* What you will do *
Search the material for the word "axis" and copy each line that holds it.

** Start Record excerpts **

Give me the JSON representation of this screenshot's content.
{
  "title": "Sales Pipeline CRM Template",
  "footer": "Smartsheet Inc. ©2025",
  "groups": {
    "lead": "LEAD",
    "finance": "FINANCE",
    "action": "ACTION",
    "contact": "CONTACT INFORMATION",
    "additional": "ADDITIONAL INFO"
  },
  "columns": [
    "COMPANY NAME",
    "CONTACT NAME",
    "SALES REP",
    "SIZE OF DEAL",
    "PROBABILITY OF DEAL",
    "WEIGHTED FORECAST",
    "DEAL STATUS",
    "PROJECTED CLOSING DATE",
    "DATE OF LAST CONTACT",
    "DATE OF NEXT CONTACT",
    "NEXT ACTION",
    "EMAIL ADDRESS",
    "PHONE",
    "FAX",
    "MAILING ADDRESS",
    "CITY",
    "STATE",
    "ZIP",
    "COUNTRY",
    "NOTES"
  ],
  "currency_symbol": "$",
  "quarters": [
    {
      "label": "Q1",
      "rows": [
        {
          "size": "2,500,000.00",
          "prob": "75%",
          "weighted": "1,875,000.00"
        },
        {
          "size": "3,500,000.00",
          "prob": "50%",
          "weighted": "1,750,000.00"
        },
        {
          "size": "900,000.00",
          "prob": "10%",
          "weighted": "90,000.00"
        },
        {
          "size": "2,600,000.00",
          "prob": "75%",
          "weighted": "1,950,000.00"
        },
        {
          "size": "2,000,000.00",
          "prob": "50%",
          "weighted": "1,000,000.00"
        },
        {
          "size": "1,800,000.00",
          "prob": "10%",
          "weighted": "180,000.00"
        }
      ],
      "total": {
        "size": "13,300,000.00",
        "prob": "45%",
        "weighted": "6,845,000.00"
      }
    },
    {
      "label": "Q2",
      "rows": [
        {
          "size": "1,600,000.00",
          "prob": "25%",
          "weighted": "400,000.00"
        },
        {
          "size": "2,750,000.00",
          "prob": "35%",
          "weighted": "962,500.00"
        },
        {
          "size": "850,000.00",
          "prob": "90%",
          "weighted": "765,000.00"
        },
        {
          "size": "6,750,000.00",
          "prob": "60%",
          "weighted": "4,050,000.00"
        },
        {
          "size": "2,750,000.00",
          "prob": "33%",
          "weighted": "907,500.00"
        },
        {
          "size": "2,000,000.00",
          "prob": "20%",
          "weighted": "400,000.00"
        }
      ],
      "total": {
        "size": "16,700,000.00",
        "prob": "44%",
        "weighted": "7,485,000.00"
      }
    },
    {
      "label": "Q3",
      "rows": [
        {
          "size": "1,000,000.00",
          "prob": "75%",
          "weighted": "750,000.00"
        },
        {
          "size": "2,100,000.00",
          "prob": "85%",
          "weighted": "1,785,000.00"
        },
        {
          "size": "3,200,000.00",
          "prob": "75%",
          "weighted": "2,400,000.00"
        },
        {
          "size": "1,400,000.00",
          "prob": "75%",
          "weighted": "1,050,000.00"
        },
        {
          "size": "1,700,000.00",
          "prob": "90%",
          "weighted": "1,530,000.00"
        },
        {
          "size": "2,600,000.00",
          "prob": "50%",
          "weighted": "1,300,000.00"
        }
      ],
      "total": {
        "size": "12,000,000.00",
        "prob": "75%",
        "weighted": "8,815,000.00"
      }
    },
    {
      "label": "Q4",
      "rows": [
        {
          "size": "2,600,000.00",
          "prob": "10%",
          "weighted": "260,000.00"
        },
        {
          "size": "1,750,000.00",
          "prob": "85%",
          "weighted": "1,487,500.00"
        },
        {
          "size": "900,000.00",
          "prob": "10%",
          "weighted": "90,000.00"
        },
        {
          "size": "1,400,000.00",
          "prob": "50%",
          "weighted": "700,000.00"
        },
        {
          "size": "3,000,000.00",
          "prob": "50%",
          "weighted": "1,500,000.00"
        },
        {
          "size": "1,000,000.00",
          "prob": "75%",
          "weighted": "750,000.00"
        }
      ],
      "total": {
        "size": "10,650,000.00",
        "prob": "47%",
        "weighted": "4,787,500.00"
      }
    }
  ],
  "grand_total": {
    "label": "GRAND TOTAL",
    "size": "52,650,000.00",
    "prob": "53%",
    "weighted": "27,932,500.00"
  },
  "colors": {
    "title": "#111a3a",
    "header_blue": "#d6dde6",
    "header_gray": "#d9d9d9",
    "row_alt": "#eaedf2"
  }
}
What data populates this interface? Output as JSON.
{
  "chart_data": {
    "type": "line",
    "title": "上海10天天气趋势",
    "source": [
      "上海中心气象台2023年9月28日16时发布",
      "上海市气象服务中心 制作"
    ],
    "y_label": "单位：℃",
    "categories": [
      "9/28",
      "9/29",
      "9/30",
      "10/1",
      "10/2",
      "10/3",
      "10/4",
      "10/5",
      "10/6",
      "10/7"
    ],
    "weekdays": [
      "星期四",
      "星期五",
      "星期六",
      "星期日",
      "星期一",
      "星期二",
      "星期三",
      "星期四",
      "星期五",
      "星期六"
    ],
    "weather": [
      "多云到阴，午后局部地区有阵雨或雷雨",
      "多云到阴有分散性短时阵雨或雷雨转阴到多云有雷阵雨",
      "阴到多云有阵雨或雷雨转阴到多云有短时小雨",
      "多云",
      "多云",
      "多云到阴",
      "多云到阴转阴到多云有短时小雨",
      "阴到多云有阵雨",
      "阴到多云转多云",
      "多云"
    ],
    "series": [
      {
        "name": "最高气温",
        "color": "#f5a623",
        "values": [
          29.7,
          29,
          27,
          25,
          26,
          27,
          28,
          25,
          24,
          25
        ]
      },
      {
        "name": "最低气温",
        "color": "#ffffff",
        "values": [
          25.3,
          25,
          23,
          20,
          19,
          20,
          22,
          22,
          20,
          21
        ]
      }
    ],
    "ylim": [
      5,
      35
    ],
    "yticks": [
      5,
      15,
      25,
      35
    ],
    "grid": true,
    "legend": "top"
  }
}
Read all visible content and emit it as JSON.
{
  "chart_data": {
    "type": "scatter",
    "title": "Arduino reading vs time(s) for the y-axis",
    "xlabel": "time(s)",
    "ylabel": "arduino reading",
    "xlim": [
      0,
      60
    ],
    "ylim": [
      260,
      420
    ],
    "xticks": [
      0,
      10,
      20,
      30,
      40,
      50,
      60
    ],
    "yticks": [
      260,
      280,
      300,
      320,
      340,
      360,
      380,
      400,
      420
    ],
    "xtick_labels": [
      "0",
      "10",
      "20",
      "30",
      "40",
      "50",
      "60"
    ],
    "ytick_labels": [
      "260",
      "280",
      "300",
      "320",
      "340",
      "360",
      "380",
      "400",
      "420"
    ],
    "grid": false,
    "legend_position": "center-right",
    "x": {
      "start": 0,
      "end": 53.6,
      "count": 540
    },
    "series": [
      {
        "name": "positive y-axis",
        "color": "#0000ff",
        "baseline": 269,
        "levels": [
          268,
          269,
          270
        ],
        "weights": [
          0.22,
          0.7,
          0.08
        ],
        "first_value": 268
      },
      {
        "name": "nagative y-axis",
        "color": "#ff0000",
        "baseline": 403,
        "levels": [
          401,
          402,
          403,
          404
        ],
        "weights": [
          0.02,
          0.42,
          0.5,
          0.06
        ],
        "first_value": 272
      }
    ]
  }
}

** End Record excerpts **

* Response *
    "title": "Arduino reading vs time(s) for the y-axis",
        "name": "positive y-axis",
        "name": "nagative y-axis",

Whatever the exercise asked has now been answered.